++++ Records for the exercise

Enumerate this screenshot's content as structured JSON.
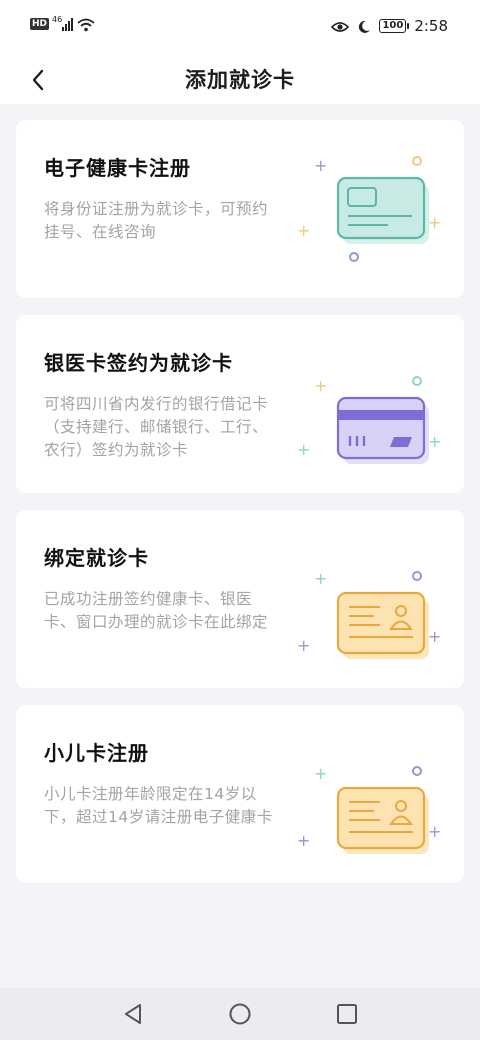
{
  "status_bar": {
    "hd": "HD",
    "network": "46",
    "battery": "100",
    "time": "2:58",
    "icons": [
      "signal-icon",
      "wifi-icon",
      "eye-icon",
      "moon-icon",
      "battery-icon"
    ]
  },
  "header": {
    "title": "添加就诊卡",
    "back_icon": "chevron-left-icon"
  },
  "cards": [
    {
      "title": "电子健康卡注册",
      "desc": "将身份证注册为就诊卡，可预约挂号、在线咨询",
      "icon": "health-card-icon",
      "color": "#5cb8a5"
    },
    {
      "title": "银医卡签约为就诊卡",
      "desc": "可将四川省内发行的银行借记卡（支持建行、邮储银行、工行、农行）签约为就诊卡",
      "icon": "bank-card-icon",
      "color": "#7b6fd6"
    },
    {
      "title": "绑定就诊卡",
      "desc": "已成功注册签约健康卡、银医卡、窗口办理的就诊卡在此绑定",
      "icon": "id-card-icon",
      "color": "#e8a83c"
    },
    {
      "title": "小儿卡注册",
      "desc": "小儿卡注册年龄限定在14岁以下，超过14岁请注册电子健康卡",
      "icon": "id-card-icon",
      "color": "#e8a83c"
    }
  ],
  "nav_bar": {
    "icons": [
      "back-triangle-icon",
      "home-circle-icon",
      "recents-square-icon"
    ]
  }
}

++++++++

Your objective:
Pictures don't belong in the copy. Restate all the entries exactly.

Exercise result:
Enumerate this screenshot's content as structured JSON.
{
  "status_bar": {
    "hd": "HD",
    "network": "46",
    "battery": "100",
    "time": "2:58",
    "icons": [
      "signal-icon",
      "wifi-icon",
      "eye-icon",
      "moon-icon",
      "battery-icon"
    ]
  },
  "header": {
    "title": "添加就诊卡",
    "back_icon": "chevron-left-icon"
  },
  "cards": [
    {
      "title": "电子健康卡注册",
      "desc": "将身份证注册为就诊卡，可预约挂号、在线咨询",
      "icon": "health-card-icon",
      "color": "#5cb8a5"
    },
    {
      "title": "银医卡签约为就诊卡",
      "desc": "可将四川省内发行的银行借记卡（支持建行、邮储银行、工行、农行）签约为就诊卡",
      "icon": "bank-card-icon",
      "color": "#7b6fd6"
    },
    {
      "title": "绑定就诊卡",
      "desc": "已成功注册签约健康卡、银医卡、窗口办理的就诊卡在此绑定",
      "icon": "id-card-icon",
      "color": "#e8a83c"
    },
    {
      "title": "小儿卡注册",
      "desc": "小儿卡注册年龄限定在14岁以下，超过14岁请注册电子健康卡",
      "icon": "id-card-icon",
      "color": "#e8a83c"
    }
  ],
  "nav_bar": {
    "icons": [
      "back-triangle-icon",
      "home-circle-icon",
      "recents-square-icon"
    ]
  }
}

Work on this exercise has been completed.